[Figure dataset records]

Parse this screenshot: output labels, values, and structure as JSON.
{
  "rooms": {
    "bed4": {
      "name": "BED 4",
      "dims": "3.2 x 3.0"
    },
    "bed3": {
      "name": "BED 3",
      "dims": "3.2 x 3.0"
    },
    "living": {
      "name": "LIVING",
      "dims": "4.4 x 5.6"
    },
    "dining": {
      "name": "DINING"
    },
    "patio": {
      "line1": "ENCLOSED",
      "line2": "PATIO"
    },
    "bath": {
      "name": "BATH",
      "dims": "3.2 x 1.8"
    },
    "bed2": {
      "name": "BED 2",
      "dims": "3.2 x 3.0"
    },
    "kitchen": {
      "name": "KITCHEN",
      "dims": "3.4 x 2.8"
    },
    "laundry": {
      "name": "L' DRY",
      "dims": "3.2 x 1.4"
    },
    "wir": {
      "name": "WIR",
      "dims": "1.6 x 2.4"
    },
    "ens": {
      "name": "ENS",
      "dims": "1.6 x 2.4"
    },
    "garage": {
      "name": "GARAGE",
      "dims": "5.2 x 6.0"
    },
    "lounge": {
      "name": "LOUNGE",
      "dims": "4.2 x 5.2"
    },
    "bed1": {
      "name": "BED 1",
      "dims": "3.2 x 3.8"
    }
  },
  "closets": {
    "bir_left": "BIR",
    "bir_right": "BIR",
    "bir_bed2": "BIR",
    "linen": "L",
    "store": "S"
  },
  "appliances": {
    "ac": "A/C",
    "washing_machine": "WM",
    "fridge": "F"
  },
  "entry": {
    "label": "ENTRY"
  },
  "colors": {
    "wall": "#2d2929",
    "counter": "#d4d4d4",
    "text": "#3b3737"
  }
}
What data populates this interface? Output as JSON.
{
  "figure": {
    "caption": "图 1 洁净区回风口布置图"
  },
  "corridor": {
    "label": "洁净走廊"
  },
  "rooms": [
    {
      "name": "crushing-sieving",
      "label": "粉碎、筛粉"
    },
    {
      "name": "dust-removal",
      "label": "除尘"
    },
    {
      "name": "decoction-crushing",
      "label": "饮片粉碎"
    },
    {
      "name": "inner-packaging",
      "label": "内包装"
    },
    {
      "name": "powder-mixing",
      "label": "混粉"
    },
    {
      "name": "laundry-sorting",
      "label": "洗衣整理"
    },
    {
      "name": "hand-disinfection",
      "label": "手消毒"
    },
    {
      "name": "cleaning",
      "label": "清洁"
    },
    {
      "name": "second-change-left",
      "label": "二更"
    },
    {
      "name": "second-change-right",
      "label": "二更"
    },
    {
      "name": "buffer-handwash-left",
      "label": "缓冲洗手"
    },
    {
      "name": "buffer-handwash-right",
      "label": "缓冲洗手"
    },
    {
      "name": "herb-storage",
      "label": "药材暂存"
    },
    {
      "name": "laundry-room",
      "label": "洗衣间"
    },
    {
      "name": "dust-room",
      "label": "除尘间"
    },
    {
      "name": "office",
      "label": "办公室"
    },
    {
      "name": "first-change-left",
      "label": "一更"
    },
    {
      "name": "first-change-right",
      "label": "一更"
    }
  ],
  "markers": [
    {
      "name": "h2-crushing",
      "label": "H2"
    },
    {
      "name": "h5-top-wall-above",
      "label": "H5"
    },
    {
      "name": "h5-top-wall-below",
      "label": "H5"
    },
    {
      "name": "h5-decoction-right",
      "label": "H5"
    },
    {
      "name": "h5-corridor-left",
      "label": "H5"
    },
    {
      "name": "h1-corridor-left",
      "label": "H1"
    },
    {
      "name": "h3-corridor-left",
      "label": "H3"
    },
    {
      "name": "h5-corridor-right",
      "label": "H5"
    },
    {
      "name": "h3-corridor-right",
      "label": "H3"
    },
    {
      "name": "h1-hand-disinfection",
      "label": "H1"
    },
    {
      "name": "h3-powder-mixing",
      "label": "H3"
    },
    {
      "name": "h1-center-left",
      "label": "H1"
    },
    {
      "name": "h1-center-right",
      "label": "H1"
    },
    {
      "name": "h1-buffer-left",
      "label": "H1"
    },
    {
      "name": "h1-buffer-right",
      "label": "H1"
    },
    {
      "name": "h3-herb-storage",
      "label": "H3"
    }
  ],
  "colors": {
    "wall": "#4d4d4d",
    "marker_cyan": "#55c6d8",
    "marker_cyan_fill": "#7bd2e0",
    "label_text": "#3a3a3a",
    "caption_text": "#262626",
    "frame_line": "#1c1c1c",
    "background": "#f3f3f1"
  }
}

Exercise objective — Copy every line of the material in which the word "center" occurs.

Exercise answer —
      "name": "h1-center-left",
      "name": "h1-center-right",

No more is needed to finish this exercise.